## start MATERIALS PROVIDED
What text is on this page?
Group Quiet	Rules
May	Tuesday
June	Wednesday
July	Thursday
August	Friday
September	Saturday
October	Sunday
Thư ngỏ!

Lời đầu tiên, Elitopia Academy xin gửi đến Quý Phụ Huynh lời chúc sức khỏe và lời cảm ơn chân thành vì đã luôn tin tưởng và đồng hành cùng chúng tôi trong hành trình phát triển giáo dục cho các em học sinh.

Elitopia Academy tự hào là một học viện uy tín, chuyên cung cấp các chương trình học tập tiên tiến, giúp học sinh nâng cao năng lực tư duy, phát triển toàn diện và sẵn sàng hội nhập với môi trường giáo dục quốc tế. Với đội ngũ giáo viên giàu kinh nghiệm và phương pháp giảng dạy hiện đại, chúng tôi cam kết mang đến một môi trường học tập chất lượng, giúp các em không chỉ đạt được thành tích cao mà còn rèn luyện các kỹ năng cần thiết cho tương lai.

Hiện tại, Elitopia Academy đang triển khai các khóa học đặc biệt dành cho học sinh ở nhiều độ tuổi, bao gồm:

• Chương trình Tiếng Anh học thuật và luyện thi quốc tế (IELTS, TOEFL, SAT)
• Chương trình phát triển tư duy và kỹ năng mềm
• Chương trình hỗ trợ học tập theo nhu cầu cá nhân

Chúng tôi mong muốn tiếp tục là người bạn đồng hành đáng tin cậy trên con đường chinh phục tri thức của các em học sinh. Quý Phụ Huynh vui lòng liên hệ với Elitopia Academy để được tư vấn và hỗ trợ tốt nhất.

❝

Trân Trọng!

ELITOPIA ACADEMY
## end MATERIALS PROVIDED
## start MATERIALS PROVIDED
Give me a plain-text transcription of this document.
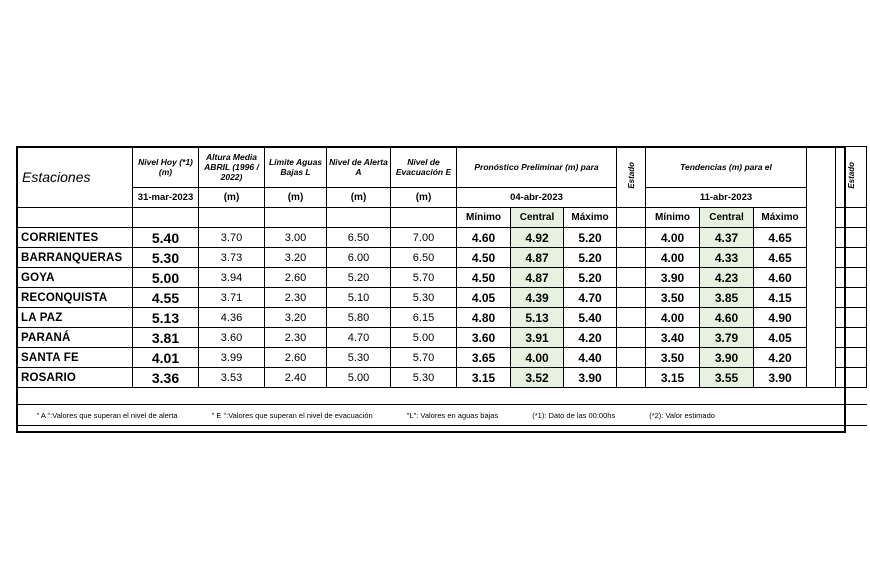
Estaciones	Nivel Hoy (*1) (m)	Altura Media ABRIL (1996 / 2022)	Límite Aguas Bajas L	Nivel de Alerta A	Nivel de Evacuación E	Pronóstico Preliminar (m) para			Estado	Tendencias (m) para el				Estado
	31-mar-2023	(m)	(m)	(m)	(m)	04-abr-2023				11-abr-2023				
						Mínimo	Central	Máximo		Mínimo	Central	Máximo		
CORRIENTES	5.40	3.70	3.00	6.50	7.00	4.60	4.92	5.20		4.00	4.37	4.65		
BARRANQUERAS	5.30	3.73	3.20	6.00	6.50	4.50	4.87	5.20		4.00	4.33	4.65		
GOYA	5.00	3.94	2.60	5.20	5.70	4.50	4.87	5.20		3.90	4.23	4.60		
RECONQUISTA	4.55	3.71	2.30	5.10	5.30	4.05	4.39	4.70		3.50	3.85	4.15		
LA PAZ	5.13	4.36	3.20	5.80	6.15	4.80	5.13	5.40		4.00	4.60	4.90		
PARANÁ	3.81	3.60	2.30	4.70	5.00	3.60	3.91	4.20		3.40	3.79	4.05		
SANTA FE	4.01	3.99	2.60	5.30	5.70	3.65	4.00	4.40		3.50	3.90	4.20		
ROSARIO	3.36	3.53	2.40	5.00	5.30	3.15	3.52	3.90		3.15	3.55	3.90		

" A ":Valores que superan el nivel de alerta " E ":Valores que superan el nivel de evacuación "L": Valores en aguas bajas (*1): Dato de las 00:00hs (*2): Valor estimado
## end MATERIALS PROVIDED
## start MATERIALS PROVIDED
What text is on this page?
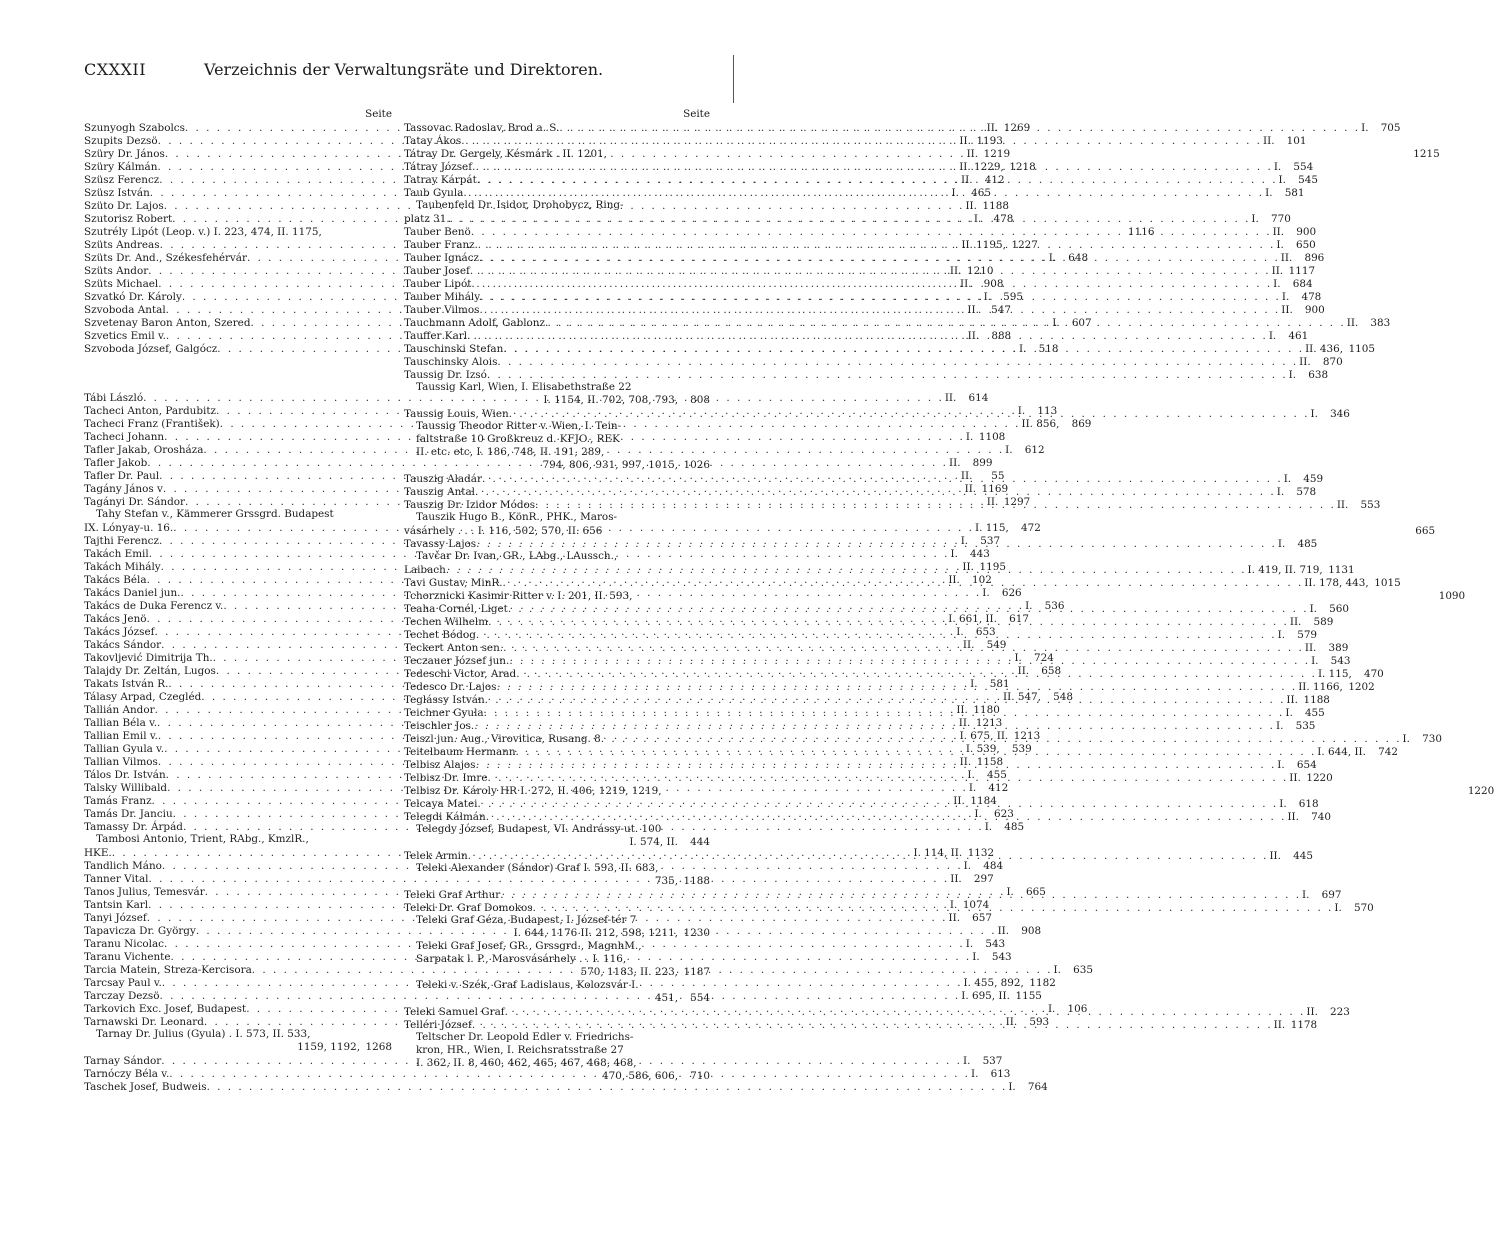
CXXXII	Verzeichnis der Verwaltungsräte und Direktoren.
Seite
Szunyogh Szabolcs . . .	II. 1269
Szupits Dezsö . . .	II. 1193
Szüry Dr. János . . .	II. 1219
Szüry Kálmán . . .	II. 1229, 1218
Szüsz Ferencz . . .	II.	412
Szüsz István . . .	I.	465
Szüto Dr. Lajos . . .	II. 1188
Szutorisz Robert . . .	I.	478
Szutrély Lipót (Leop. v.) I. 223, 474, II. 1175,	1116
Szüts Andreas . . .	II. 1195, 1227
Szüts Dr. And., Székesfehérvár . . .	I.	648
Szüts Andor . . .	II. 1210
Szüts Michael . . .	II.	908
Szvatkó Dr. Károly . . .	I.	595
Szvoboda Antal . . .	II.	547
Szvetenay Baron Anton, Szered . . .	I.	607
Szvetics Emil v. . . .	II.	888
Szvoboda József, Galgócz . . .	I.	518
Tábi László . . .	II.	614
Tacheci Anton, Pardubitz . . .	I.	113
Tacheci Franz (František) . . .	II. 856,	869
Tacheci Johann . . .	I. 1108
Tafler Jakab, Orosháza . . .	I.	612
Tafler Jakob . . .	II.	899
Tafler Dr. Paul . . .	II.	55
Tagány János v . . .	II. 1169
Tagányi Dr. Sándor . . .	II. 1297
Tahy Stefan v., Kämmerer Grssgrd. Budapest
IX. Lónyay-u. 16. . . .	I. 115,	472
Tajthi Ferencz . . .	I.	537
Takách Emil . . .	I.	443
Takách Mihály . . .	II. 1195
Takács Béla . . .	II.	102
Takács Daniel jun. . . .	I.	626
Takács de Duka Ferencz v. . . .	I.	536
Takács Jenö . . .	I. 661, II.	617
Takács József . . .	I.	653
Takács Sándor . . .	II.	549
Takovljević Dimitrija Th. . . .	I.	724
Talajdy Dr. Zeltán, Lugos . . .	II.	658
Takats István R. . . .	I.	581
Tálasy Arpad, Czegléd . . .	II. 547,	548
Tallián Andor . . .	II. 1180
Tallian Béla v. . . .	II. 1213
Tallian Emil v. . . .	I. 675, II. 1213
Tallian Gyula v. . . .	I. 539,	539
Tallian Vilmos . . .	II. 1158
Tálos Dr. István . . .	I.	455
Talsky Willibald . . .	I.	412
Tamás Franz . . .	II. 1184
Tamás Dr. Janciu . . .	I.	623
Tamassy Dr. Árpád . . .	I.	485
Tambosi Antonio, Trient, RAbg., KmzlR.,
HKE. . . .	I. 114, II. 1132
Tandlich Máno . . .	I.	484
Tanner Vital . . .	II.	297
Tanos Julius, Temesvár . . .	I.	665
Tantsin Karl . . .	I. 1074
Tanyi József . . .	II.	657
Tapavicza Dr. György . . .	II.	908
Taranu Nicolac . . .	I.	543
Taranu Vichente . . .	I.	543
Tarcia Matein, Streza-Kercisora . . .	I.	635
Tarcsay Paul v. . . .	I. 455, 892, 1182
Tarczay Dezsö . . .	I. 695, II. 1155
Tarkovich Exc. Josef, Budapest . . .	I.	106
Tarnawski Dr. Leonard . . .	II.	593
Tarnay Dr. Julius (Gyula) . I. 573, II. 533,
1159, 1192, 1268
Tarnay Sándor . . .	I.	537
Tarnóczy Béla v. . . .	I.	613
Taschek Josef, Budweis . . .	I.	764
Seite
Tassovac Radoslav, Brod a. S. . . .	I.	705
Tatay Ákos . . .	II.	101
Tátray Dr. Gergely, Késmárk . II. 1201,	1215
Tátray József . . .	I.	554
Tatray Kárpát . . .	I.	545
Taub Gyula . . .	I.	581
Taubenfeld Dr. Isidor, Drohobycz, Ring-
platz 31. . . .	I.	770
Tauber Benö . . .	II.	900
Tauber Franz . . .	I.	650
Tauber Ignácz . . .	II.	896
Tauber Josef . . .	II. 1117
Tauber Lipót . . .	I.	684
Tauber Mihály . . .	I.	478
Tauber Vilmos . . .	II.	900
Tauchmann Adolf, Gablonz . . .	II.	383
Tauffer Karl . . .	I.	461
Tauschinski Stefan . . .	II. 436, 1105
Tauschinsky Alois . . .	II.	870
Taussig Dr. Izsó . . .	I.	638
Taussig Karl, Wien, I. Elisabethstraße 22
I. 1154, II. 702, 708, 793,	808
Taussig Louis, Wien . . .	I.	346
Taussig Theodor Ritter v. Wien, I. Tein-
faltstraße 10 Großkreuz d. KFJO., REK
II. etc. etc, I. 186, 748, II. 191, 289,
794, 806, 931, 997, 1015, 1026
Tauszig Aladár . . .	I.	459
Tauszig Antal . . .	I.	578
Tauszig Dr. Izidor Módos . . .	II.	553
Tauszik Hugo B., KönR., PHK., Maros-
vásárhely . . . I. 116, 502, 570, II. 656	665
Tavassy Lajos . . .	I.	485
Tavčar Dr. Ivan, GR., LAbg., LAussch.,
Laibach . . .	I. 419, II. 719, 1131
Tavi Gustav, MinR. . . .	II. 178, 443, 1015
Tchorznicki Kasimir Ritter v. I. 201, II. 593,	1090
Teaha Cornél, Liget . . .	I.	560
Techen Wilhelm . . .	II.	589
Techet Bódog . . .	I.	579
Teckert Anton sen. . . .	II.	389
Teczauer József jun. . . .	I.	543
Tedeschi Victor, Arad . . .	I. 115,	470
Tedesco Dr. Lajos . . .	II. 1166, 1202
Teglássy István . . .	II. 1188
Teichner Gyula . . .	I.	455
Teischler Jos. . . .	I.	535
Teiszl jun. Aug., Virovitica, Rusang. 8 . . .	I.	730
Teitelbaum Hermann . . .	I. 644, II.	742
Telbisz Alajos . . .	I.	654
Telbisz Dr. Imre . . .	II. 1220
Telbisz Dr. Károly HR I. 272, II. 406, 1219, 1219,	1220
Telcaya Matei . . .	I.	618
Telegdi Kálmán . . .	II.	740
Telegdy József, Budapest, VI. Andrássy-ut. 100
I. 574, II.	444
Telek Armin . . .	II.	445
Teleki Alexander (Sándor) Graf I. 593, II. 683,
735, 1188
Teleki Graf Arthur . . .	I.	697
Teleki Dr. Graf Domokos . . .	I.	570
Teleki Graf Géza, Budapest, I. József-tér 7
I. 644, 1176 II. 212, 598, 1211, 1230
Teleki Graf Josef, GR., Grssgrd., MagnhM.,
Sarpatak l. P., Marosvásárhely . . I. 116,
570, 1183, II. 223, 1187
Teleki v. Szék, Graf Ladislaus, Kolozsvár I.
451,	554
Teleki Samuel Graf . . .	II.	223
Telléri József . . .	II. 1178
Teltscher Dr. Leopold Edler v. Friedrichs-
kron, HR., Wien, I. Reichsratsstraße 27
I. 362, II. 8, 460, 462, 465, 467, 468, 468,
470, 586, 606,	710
## end MATERIALS PROVIDED
→ **DIRECTIVE**
From the data above, copy each line that has the string "Tauszig".

→ **ANSWER TO THIS EXERCISE**
Tauszig Aladár . . .	I.	459
Tauszig Antal . . .	I.	578
Tauszig Dr. Izidor Módos . . .	II.	553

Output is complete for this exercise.